# [Exercise requirements]
Output the material exactly, but drop every image it holds.
-- Start of Records to process --
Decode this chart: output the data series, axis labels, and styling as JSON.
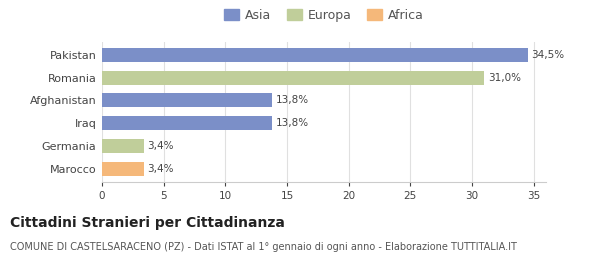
{
  "categories": [
    "Pakistan",
    "Romania",
    "Afghanistan",
    "Iraq",
    "Germania",
    "Marocco"
  ],
  "values": [
    34.5,
    31.0,
    13.8,
    13.8,
    3.4,
    3.4
  ],
  "bar_colors": [
    "#7b8fc8",
    "#c0ce9a",
    "#7b8fc8",
    "#7b8fc8",
    "#c0ce9a",
    "#f5b87a"
  ],
  "labels": [
    "34,5%",
    "31,0%",
    "13,8%",
    "13,8%",
    "3,4%",
    "3,4%"
  ],
  "legend": {
    "Asia": "#7b8fc8",
    "Europa": "#c0ce9a",
    "Africa": "#f5b87a"
  },
  "xlim": [
    0,
    36
  ],
  "xticks": [
    0,
    5,
    10,
    15,
    20,
    25,
    30,
    35
  ],
  "title": "Cittadini Stranieri per Cittadinanza",
  "subtitle": "COMUNE DI CASTELSARACENO (PZ) - Dati ISTAT al 1° gennaio di ogni anno - Elaborazione TUTTITALIA.IT",
  "background_color": "#ffffff",
  "bar_height": 0.62,
  "title_fontsize": 10,
  "subtitle_fontsize": 7,
  "label_fontsize": 7.5,
  "ytick_fontsize": 8,
  "xtick_fontsize": 7.5,
  "legend_fontsize": 9
}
-- End of Records to process --
# [Expected answer]
Decode this chart: output the data series, axis labels, and styling as JSON.
{
  "categories": [
    "Pakistan",
    "Romania",
    "Afghanistan",
    "Iraq",
    "Germania",
    "Marocco"
  ],
  "values": [
    34.5,
    31.0,
    13.8,
    13.8,
    3.4,
    3.4
  ],
  "bar_colors": [
    "#7b8fc8",
    "#c0ce9a",
    "#7b8fc8",
    "#7b8fc8",
    "#c0ce9a",
    "#f5b87a"
  ],
  "labels": [
    "34,5%",
    "31,0%",
    "13,8%",
    "13,8%",
    "3,4%",
    "3,4%"
  ],
  "legend": {
    "Asia": "#7b8fc8",
    "Europa": "#c0ce9a",
    "Africa": "#f5b87a"
  },
  "xlim": [
    0,
    36
  ],
  "xticks": [
    0,
    5,
    10,
    15,
    20,
    25,
    30,
    35
  ],
  "title": "Cittadini Stranieri per Cittadinanza",
  "subtitle": "COMUNE DI CASTELSARACENO (PZ) - Dati ISTAT al 1° gennaio di ogni anno - Elaborazione TUTTITALIA.IT",
  "background_color": "#ffffff",
  "bar_height": 0.62,
  "title_fontsize": 10,
  "subtitle_fontsize": 7,
  "label_fontsize": 7.5,
  "ytick_fontsize": 8,
  "xtick_fontsize": 7.5,
  "legend_fontsize": 9
}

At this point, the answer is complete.